Your task is to repeat the entries underneath exactly, minus the pictures.
===== Stored records
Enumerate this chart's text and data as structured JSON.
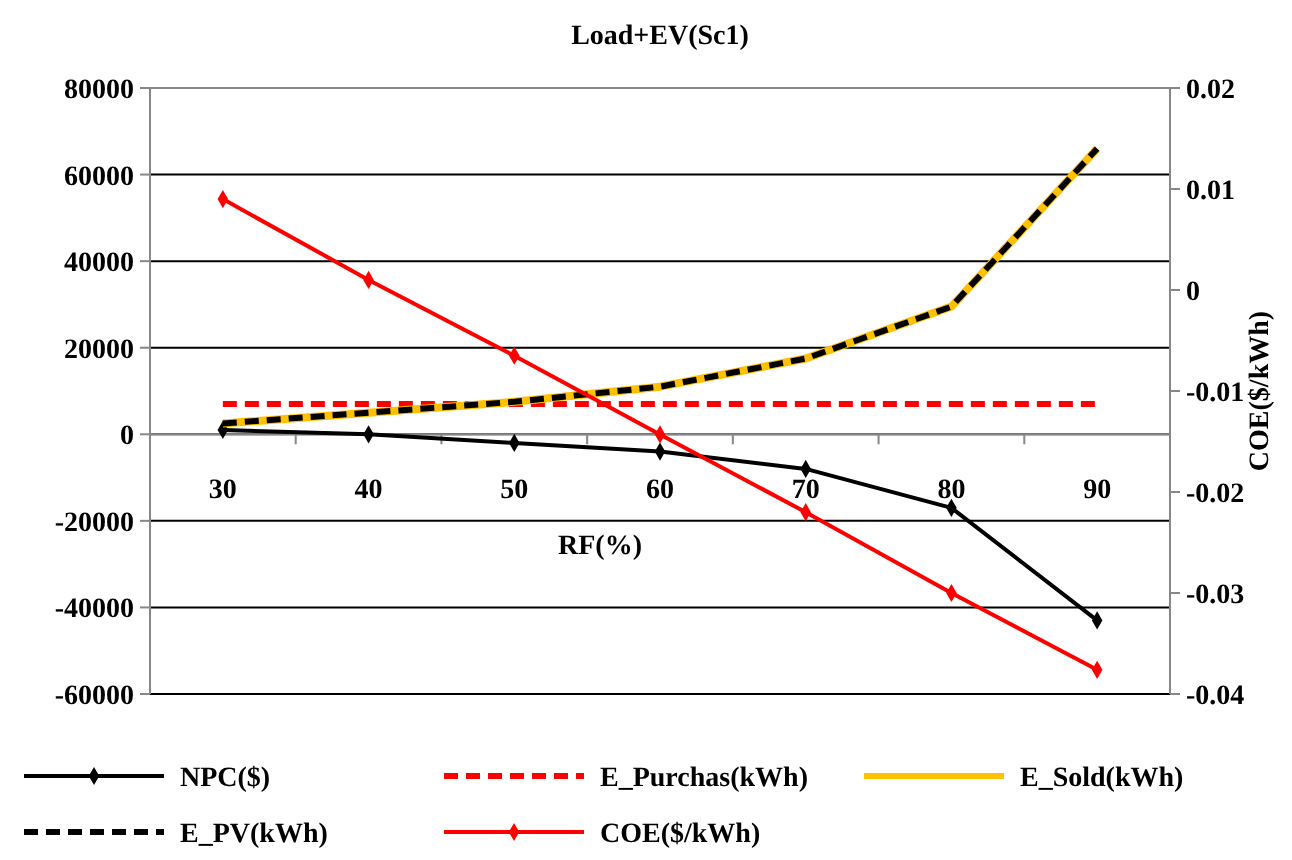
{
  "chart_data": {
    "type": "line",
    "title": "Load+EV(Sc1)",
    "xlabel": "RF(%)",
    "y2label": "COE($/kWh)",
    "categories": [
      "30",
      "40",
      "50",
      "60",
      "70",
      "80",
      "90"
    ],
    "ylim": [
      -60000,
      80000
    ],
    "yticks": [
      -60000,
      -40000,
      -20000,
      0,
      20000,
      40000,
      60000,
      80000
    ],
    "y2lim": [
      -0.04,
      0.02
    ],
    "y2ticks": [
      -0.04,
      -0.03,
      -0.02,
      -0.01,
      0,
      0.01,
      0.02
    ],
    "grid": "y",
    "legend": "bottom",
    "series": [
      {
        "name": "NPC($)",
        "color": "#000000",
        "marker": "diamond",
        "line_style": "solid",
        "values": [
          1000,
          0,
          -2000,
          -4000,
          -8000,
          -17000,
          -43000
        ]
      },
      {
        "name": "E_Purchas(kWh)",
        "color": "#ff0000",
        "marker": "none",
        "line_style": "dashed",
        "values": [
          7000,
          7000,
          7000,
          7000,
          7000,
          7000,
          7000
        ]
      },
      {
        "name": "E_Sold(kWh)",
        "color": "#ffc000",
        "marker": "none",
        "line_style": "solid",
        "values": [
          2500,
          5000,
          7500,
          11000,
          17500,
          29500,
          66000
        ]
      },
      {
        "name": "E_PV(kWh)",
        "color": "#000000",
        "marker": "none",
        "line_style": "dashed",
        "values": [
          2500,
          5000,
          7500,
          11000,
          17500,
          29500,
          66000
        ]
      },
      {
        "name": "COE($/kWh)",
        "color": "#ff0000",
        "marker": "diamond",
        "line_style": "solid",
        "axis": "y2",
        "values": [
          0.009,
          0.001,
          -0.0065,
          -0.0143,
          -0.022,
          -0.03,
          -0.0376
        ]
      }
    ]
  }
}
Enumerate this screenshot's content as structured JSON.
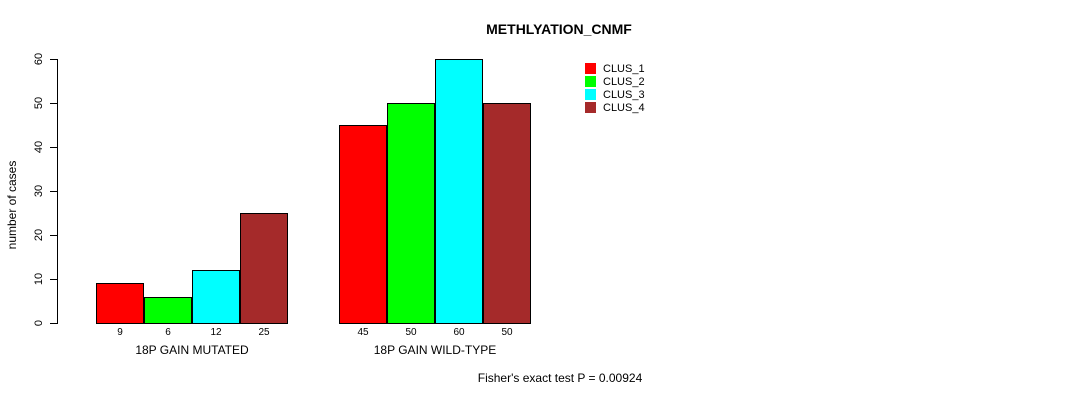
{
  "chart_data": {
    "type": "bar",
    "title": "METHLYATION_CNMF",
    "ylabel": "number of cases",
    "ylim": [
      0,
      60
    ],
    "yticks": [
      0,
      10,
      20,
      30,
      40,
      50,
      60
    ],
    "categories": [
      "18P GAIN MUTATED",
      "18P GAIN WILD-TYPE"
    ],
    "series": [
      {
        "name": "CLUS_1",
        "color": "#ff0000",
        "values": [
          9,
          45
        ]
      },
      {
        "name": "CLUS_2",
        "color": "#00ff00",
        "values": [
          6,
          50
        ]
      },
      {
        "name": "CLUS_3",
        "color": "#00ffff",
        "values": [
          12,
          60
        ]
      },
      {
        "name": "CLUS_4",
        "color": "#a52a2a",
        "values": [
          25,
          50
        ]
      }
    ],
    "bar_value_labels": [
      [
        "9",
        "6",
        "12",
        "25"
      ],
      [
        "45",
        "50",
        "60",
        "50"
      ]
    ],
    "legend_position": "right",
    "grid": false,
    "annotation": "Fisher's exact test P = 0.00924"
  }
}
==========
Solution for this problem
Enumerate this chart's text and data as structured JSON.
{
  "chart_data": {
    "type": "line",
    "title": "Load+EV(Sc1)",
    "xlabel": "RF(%)",
    "y2label": "COE($/kWh)",
    "categories": [
      "30",
      "40",
      "50",
      "60",
      "70",
      "80",
      "90"
    ],
    "ylim": [
      -60000,
      80000
    ],
    "yticks": [
      -60000,
      -40000,
      -20000,
      0,
      20000,
      40000,
      60000,
      80000
    ],
    "y2lim": [
      -0.04,
      0.02
    ],
    "y2ticks": [
      -0.04,
      -0.03,
      -0.02,
      -0.01,
      0,
      0.01,
      0.02
    ],
    "grid": "y",
    "legend": "bottom",
    "series": [
      {
        "name": "NPC($)",
        "color": "#000000",
        "marker": "diamond",
        "line_style": "solid",
        "values": [
          1000,
          0,
          -2000,
          -4000,
          -8000,
          -17000,
          -43000
        ]
      },
      {
        "name": "E_Purchas(kWh)",
        "color": "#ff0000",
        "marker": "none",
        "line_style": "dashed",
        "values": [
          7000,
          7000,
          7000,
          7000,
          7000,
          7000,
          7000
        ]
      },
      {
        "name": "E_Sold(kWh)",
        "color": "#ffc000",
        "marker": "none",
        "line_style": "solid",
        "values": [
          2500,
          5000,
          7500,
          11000,
          17500,
          29500,
          66000
        ]
      },
      {
        "name": "E_PV(kWh)",
        "color": "#000000",
        "marker": "none",
        "line_style": "dashed",
        "values": [
          2500,
          5000,
          7500,
          11000,
          17500,
          29500,
          66000
        ]
      },
      {
        "name": "COE($/kWh)",
        "color": "#ff0000",
        "marker": "diamond",
        "line_style": "solid",
        "axis": "y2",
        "values": [
          0.009,
          0.001,
          -0.0065,
          -0.0143,
          -0.022,
          -0.03,
          -0.0376
        ]
      }
    ]
  }
}
Enumerate this screenshot's content as structured JSON.
{
  "chart_data": {
    "type": "bar",
    "title": "METHLYATION_CNMF",
    "ylabel": "number of cases",
    "ylim": [
      0,
      60
    ],
    "yticks": [
      0,
      10,
      20,
      30,
      40,
      50,
      60
    ],
    "categories": [
      "18P GAIN MUTATED",
      "18P GAIN WILD-TYPE"
    ],
    "series": [
      {
        "name": "CLUS_1",
        "color": "#ff0000",
        "values": [
          9,
          45
        ]
      },
      {
        "name": "CLUS_2",
        "color": "#00ff00",
        "values": [
          6,
          50
        ]
      },
      {
        "name": "CLUS_3",
        "color": "#00ffff",
        "values": [
          12,
          60
        ]
      },
      {
        "name": "CLUS_4",
        "color": "#a52a2a",
        "values": [
          25,
          50
        ]
      }
    ],
    "bar_value_labels": [
      [
        "9",
        "6",
        "12",
        "25"
      ],
      [
        "45",
        "50",
        "60",
        "50"
      ]
    ],
    "legend_position": "right",
    "grid": false,
    "annotation": "Fisher's exact test P = 0.00924"
  }
}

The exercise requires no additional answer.